#### WHAT YOU HAVE TO DO:
Can you restate the records below word for word?

• • • • •

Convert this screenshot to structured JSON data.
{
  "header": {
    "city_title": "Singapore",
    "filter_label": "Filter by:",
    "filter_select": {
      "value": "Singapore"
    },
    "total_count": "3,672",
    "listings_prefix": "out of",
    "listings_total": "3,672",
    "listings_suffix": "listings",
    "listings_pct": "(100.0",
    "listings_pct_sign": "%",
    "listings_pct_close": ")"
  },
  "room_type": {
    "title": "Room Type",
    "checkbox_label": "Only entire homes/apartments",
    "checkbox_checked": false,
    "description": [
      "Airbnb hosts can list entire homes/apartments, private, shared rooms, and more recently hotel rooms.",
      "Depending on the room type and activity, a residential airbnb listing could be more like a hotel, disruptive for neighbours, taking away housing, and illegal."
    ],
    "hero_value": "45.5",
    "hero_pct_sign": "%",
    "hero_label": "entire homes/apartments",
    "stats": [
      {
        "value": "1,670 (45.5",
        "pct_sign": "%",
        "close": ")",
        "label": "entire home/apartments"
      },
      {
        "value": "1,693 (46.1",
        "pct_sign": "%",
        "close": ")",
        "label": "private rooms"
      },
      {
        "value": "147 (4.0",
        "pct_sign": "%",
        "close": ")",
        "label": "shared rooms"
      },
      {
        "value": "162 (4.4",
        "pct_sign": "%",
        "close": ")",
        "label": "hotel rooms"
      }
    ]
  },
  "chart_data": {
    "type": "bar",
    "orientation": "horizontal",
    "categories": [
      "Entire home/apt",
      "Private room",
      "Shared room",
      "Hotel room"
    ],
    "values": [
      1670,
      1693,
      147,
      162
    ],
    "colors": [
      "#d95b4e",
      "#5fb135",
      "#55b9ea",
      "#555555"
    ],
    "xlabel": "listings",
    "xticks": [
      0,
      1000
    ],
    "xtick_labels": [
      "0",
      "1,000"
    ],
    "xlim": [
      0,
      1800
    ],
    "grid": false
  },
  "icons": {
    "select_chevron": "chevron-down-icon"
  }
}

• • • • •

#### ANSWER TO THIS TASK:
Convert this screenshot to structured JSON data.
{
  "header": {
    "city_title": "Singapore",
    "filter_label": "Filter by:",
    "filter_select": {
      "value": "Singapore"
    },
    "total_count": "3,672",
    "listings_prefix": "out of",
    "listings_total": "3,672",
    "listings_suffix": "listings",
    "listings_pct": "(100.0",
    "listings_pct_sign": "%",
    "listings_pct_close": ")"
  },
  "room_type": {
    "title": "Room Type",
    "checkbox_label": "Only entire homes/apartments",
    "checkbox_checked": false,
    "description": [
      "Airbnb hosts can list entire homes/apartments, private, shared rooms, and more recently hotel rooms.",
      "Depending on the room type and activity, a residential airbnb listing could be more like a hotel, disruptive for neighbours, taking away housing, and illegal."
    ],
    "hero_value": "45.5",
    "hero_pct_sign": "%",
    "hero_label": "entire homes/apartments",
    "stats": [
      {
        "value": "1,670 (45.5",
        "pct_sign": "%",
        "close": ")",
        "label": "entire home/apartments"
      },
      {
        "value": "1,693 (46.1",
        "pct_sign": "%",
        "close": ")",
        "label": "private rooms"
      },
      {
        "value": "147 (4.0",
        "pct_sign": "%",
        "close": ")",
        "label": "shared rooms"
      },
      {
        "value": "162 (4.4",
        "pct_sign": "%",
        "close": ")",
        "label": "hotel rooms"
      }
    ]
  },
  "chart_data": {
    "type": "bar",
    "orientation": "horizontal",
    "categories": [
      "Entire home/apt",
      "Private room",
      "Shared room",
      "Hotel room"
    ],
    "values": [
      1670,
      1693,
      147,
      162
    ],
    "colors": [
      "#d95b4e",
      "#5fb135",
      "#55b9ea",
      "#555555"
    ],
    "xlabel": "listings",
    "xticks": [
      0,
      1000
    ],
    "xtick_labels": [
      "0",
      "1,000"
    ],
    "xlim": [
      0,
      1800
    ],
    "grid": false
  },
  "icons": {
    "select_chevron": "chevron-down-icon"
  }
}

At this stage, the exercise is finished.